◆ **Requirements**: Transcribe each line exactly.

◆ **Extracted entries**:
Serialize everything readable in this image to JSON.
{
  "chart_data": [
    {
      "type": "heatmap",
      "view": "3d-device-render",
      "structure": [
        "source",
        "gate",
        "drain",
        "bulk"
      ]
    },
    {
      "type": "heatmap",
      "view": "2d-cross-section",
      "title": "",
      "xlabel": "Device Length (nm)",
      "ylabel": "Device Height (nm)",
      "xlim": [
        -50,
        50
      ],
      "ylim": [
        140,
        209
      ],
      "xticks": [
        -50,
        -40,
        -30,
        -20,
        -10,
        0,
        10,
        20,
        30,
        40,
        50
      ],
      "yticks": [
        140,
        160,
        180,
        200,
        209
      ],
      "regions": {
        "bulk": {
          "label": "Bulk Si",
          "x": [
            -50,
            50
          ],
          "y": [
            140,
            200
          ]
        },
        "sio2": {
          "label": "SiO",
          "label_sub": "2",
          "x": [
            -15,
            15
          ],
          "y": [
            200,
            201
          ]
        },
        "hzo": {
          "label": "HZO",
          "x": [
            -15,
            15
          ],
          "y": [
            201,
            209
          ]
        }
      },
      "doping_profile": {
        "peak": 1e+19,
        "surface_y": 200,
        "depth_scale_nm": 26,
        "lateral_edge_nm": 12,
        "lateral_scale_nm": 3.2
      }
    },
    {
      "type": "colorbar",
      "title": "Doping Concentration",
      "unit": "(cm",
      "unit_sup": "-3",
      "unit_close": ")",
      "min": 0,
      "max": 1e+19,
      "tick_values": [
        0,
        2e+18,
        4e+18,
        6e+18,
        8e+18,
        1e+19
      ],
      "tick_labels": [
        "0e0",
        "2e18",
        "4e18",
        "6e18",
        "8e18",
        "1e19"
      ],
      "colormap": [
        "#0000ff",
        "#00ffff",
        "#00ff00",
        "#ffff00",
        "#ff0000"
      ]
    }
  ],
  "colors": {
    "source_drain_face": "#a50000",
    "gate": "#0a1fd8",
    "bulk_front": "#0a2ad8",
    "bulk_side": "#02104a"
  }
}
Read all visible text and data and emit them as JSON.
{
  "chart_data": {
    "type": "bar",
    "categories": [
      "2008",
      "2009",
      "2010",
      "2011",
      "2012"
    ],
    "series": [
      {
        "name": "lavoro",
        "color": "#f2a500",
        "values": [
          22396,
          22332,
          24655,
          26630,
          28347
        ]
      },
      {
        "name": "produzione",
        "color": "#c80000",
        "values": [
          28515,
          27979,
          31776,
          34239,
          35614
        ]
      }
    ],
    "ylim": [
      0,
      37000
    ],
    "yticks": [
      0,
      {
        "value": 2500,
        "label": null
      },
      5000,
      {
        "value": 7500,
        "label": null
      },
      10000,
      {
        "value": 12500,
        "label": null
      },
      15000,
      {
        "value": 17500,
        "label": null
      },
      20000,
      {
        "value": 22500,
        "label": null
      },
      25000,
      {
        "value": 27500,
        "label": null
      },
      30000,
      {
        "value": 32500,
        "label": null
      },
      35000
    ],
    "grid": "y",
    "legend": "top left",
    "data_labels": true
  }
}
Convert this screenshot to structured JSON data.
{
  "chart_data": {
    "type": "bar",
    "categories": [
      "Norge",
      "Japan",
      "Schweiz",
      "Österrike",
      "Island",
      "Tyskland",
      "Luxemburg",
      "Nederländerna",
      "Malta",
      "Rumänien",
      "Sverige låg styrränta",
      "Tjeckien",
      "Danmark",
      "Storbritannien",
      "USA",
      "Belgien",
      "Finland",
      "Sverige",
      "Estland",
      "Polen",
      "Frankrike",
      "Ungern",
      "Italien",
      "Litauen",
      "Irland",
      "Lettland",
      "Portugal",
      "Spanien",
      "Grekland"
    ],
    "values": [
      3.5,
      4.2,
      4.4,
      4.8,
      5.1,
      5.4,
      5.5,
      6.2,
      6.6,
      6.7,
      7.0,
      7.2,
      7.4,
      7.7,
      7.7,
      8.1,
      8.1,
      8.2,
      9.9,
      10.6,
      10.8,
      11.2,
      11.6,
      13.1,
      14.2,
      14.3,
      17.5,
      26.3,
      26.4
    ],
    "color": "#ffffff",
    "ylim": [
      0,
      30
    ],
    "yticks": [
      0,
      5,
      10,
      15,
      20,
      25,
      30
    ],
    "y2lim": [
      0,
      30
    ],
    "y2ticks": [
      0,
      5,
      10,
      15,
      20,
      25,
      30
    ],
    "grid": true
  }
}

◆ **Response below**:
Serialize everything readable in this image to JSON.
{
  "chart_data": [
    {
      "type": "heatmap",
      "view": "3d-device-render",
      "structure": [
        "source",
        "gate",
        "drain",
        "bulk"
      ]
    },
    {
      "type": "heatmap",
      "view": "2d-cross-section",
      "title": "",
      "xlabel": "Device Length (nm)",
      "ylabel": "Device Height (nm)",
      "xlim": [
        -50,
        50
      ],
      "ylim": [
        140,
        209
      ],
      "xticks": [
        -50,
        -40,
        -30,
        -20,
        -10,
        0,
        10,
        20,
        30,
        40,
        50
      ],
      "yticks": [
        140,
        160,
        180,
        200,
        209
      ],
      "regions": {
        "bulk": {
          "label": "Bulk Si",
          "x": [
            -50,
            50
          ],
          "y": [
            140,
            200
          ]
        },
        "sio2": {
          "label": "SiO",
          "label_sub": "2",
          "x": [
            -15,
            15
          ],
          "y": [
            200,
            201
          ]
        },
        "hzo": {
          "label": "HZO",
          "x": [
            -15,
            15
          ],
          "y": [
            201,
            209
          ]
        }
      },
      "doping_profile": {
        "peak": 1e+19,
        "surface_y": 200,
        "depth_scale_nm": 26,
        "lateral_edge_nm": 12,
        "lateral_scale_nm": 3.2
      }
    },
    {
      "type": "colorbar",
      "title": "Doping Concentration",
      "unit": "(cm",
      "unit_sup": "-3",
      "unit_close": ")",
      "min": 0,
      "max": 1e+19,
      "tick_values": [
        0,
        2e+18,
        4e+18,
        6e+18,
        8e+18,
        1e+19
      ],
      "tick_labels": [
        "0e0",
        "2e18",
        "4e18",
        "6e18",
        "8e18",
        "1e19"
      ],
      "colormap": [
        "#0000ff",
        "#00ffff",
        "#00ff00",
        "#ffff00",
        "#ff0000"
      ]
    }
  ],
  "colors": {
    "source_drain_face": "#a50000",
    "gate": "#0a1fd8",
    "bulk_front": "#0a2ad8",
    "bulk_side": "#02104a"
  }
}
Read all visible text and data and emit them as JSON.
{
  "chart_data": {
    "type": "bar",
    "categories": [
      "2008",
      "2009",
      "2010",
      "2011",
      "2012"
    ],
    "series": [
      {
        "name": "lavoro",
        "color": "#f2a500",
        "values": [
          22396,
          22332,
          24655,
          26630,
          28347
        ]
      },
      {
        "name": "produzione",
        "color": "#c80000",
        "values": [
          28515,
          27979,
          31776,
          34239,
          35614
        ]
      }
    ],
    "ylim": [
      0,
      37000
    ],
    "yticks": [
      0,
      {
        "value": 2500,
        "label": null
      },
      5000,
      {
        "value": 7500,
        "label": null
      },
      10000,
      {
        "value": 12500,
        "label": null
      },
      15000,
      {
        "value": 17500,
        "label": null
      },
      20000,
      {
        "value": 22500,
        "label": null
      },
      25000,
      {
        "value": 27500,
        "label": null
      },
      30000,
      {
        "value": 32500,
        "label": null
      },
      35000
    ],
    "grid": "y",
    "legend": "top left",
    "data_labels": true
  }
}
Convert this screenshot to structured JSON data.
{
  "chart_data": {
    "type": "bar",
    "categories": [
      "Norge",
      "Japan",
      "Schweiz",
      "Österrike",
      "Island",
      "Tyskland",
      "Luxemburg",
      "Nederländerna",
      "Malta",
      "Rumänien",
      "Sverige låg styrränta",
      "Tjeckien",
      "Danmark",
      "Storbritannien",
      "USA",
      "Belgien",
      "Finland",
      "Sverige",
      "Estland",
      "Polen",
      "Frankrike",
      "Ungern",
      "Italien",
      "Litauen",
      "Irland",
      "Lettland",
      "Portugal",
      "Spanien",
      "Grekland"
    ],
    "values": [
      3.5,
      4.2,
      4.4,
      4.8,
      5.1,
      5.4,
      5.5,
      6.2,
      6.6,
      6.7,
      7.0,
      7.2,
      7.4,
      7.7,
      7.7,
      8.1,
      8.1,
      8.2,
      9.9,
      10.6,
      10.8,
      11.2,
      11.6,
      13.1,
      14.2,
      14.3,
      17.5,
      26.3,
      26.4
    ],
    "color": "#ffffff",
    "ylim": [
      0,
      30
    ],
    "yticks": [
      0,
      5,
      10,
      15,
      20,
      25,
      30
    ],
    "y2lim": [
      0,
      30
    ],
    "y2ticks": [
      0,
      5,
      10,
      15,
      20,
      25,
      30
    ],
    "grid": true
  }
}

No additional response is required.